**WHAT NEEDS TO BE DONE:** Scan the lines below for the word "this". Copy each line you find it in.

## BEGIN

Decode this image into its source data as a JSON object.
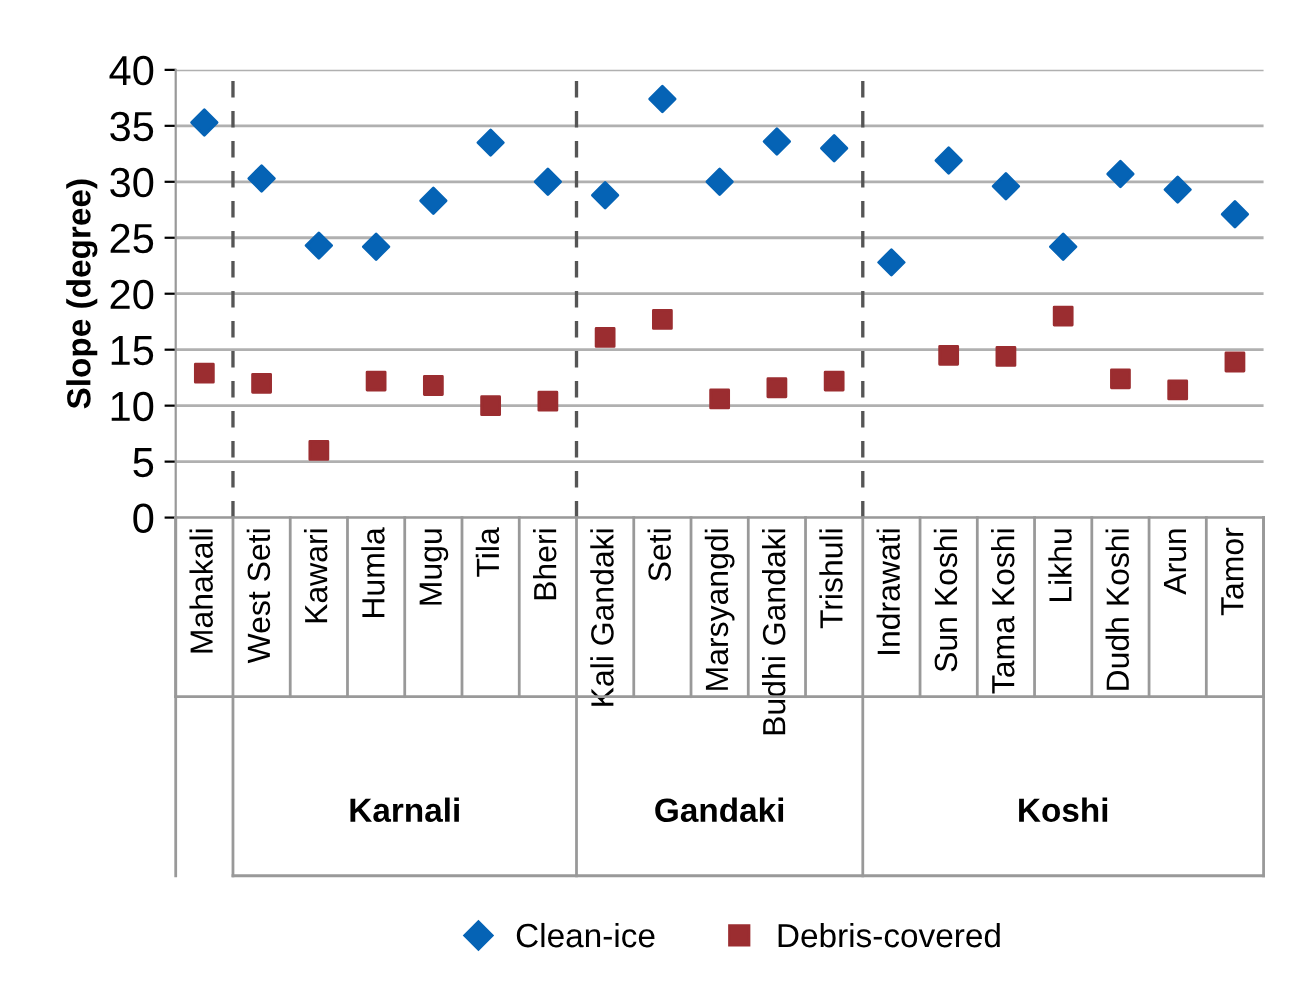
{
  "chart_data": {
    "type": "scatter",
    "ylabel": "Slope (degree)",
    "categories": [
      "Mahakali",
      "West Seti",
      "Kawari",
      "Humla",
      "Mugu",
      "Tila",
      "Bheri",
      "Kali Gandaki",
      "Seti",
      "Marsyangdi",
      "Budhi Gandaki",
      "Trishuli",
      "Indrawati",
      "Sun Koshi",
      "Tama Koshi",
      "Likhu",
      "Dudh Koshi",
      "Arun",
      "Tamor"
    ],
    "series": [
      {
        "name": "Clean-ice",
        "color": "#0563b5",
        "marker": "diamond",
        "values": [
          35.3,
          30.3,
          24.3,
          24.2,
          28.3,
          33.5,
          30.0,
          28.8,
          37.4,
          30.0,
          33.6,
          33.0,
          22.8,
          31.9,
          29.6,
          24.2,
          30.7,
          29.3,
          27.1
        ]
      },
      {
        "name": "Debris-covered",
        "color": "#9b2d30",
        "marker": "square",
        "values": [
          12.9,
          12.0,
          6.0,
          12.2,
          11.8,
          10.0,
          10.4,
          16.1,
          17.7,
          10.6,
          11.6,
          12.2,
          null,
          14.5,
          14.4,
          18.0,
          12.4,
          11.4,
          13.9
        ]
      }
    ],
    "ylim": [
      0,
      40
    ],
    "yticks": [
      0,
      5,
      10,
      15,
      20,
      25,
      30,
      35,
      40
    ],
    "grid": "y",
    "legend": "bottom",
    "annotations": [
      "Karnali",
      "Gandaki",
      "Koshi"
    ]
  }
}
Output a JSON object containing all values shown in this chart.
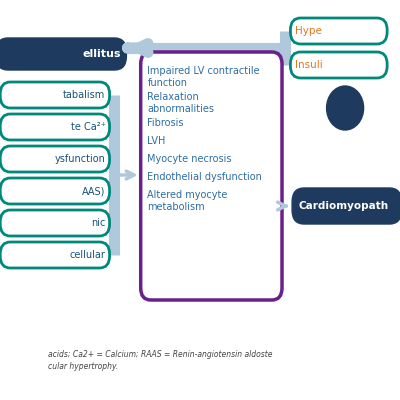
{
  "dm_label": "ellitus",
  "dm_color": "#1e3a5f",
  "left_items": [
    "tabalism",
    "te Ca²⁺",
    "ysfunction",
    "AAS)",
    "nic",
    "cellular"
  ],
  "left_border_color": "#00897b",
  "left_text_color": "#1a5276",
  "center_items": [
    "Impaired LV contractile\nfunction",
    "Relaxation\nabnormalities",
    "Fibrosis",
    "LVH",
    "Myocyte necrosis",
    "Endothelial dysfunction",
    "Altered myocyte\nmetabolism"
  ],
  "center_text_color": "#2e6da4",
  "center_border_color": "#6a1f8a",
  "right_top_items": [
    "Hype",
    "Insuli"
  ],
  "right_border_color": "#00897b",
  "right_text_color": "#e07820",
  "cardiomyopathy_label": "Cardiomyopath",
  "cardiomyopathy_color": "#1e3a5f",
  "arrow_color": "#b0c8dc",
  "footnote1": "acids; Ca2+ = Calcium; RAAS = Renin-angiotensin aldoste",
  "footnote2": "cular hypertrophy.",
  "footnote_color": "#444444",
  "bg_color": "#ffffff"
}
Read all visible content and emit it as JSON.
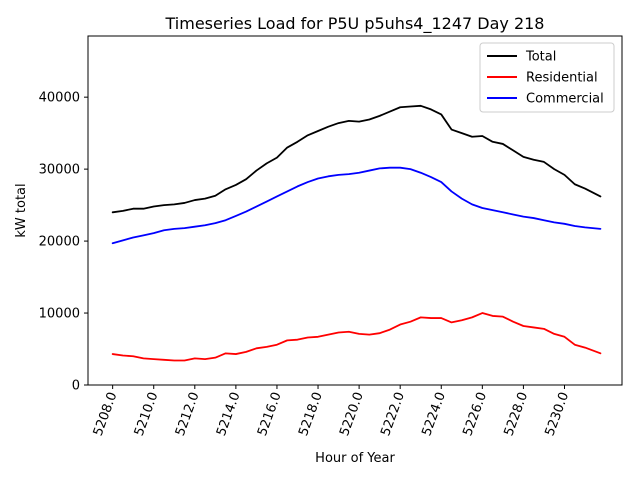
{
  "chart_data": {
    "type": "line",
    "title": "Timeseries Load for P5U p5uhs4_1247  Day 218",
    "xlabel": "Hour of Year",
    "ylabel": "kW total",
    "xlim": [
      5206.8,
      5232.8
    ],
    "ylim": [
      0,
      48500
    ],
    "x_ticks": [
      5208,
      5210,
      5212,
      5214,
      5216,
      5218,
      5220,
      5222,
      5224,
      5226,
      5228,
      5230
    ],
    "x_tick_labels": [
      "5208.0",
      "5210.0",
      "5212.0",
      "5214.0",
      "5216.0",
      "5218.0",
      "5220.0",
      "5222.0",
      "5224.0",
      "5226.0",
      "5228.0",
      "5230.0"
    ],
    "y_ticks": [
      0,
      10000,
      20000,
      30000,
      40000
    ],
    "y_tick_labels": [
      "0",
      "10000",
      "20000",
      "30000",
      "40000"
    ],
    "legend_position": "top-right",
    "x": [
      5208.0,
      5208.5,
      5209.0,
      5209.5,
      5210.0,
      5210.5,
      5211.0,
      5211.5,
      5212.0,
      5212.5,
      5213.0,
      5213.5,
      5214.0,
      5214.5,
      5215.0,
      5215.5,
      5216.0,
      5216.5,
      5217.0,
      5217.5,
      5218.0,
      5218.5,
      5219.0,
      5219.5,
      5220.0,
      5220.5,
      5221.0,
      5221.5,
      5222.0,
      5222.5,
      5223.0,
      5223.5,
      5224.0,
      5224.5,
      5225.0,
      5225.5,
      5226.0,
      5226.5,
      5227.0,
      5227.5,
      5228.0,
      5228.5,
      5229.0,
      5229.5,
      5230.0,
      5230.5,
      5231.0,
      5231.75
    ],
    "series": [
      {
        "name": "Total",
        "color": "#000000",
        "values": [
          24000,
          24200,
          24500,
          24500,
          24800,
          25000,
          25100,
          25300,
          25700,
          25900,
          26300,
          27200,
          27800,
          28600,
          29800,
          30800,
          31600,
          33000,
          33800,
          34700,
          35300,
          35900,
          36400,
          36700,
          36600,
          36900,
          37400,
          38000,
          38600,
          38700,
          38800,
          38300,
          37600,
          35500,
          35000,
          34500,
          34600,
          33800,
          33500,
          32600,
          31700,
          31300,
          31000,
          30000,
          29200,
          27900,
          27300,
          26200
        ]
      },
      {
        "name": "Residential",
        "color": "#ff0000",
        "values": [
          4300,
          4100,
          4000,
          3700,
          3600,
          3500,
          3400,
          3400,
          3700,
          3600,
          3800,
          4400,
          4300,
          4600,
          5100,
          5300,
          5600,
          6200,
          6300,
          6600,
          6700,
          7000,
          7300,
          7400,
          7100,
          7000,
          7200,
          7700,
          8400,
          8800,
          9400,
          9300,
          9300,
          8700,
          9000,
          9400,
          10000,
          9600,
          9500,
          8800,
          8200,
          8000,
          7800,
          7100,
          6700,
          5600,
          5200,
          4400
        ]
      },
      {
        "name": "Commercial",
        "color": "#0000ff",
        "values": [
          19700,
          20100,
          20500,
          20800,
          21100,
          21500,
          21700,
          21800,
          22000,
          22200,
          22500,
          22900,
          23500,
          24100,
          24800,
          25500,
          26200,
          26900,
          27600,
          28200,
          28700,
          29000,
          29200,
          29300,
          29500,
          29800,
          30100,
          30200,
          30200,
          30000,
          29500,
          28900,
          28200,
          26900,
          25900,
          25100,
          24600,
          24300,
          24000,
          23700,
          23400,
          23200,
          22900,
          22600,
          22400,
          22100,
          21900,
          21700
        ]
      }
    ]
  }
}
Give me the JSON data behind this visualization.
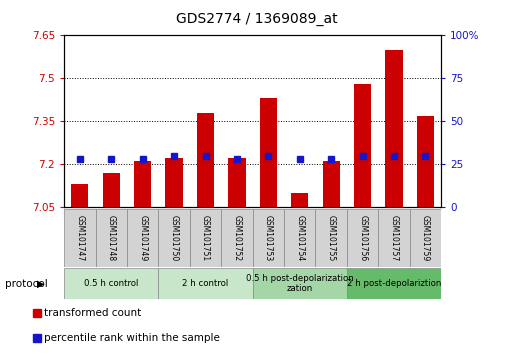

## END

**COMPLETED TASK:**
Decode this image into its source data as a JSON object.
Output a JSON object containing all values shown in this chart.
Give me the JSON data behind this visualization.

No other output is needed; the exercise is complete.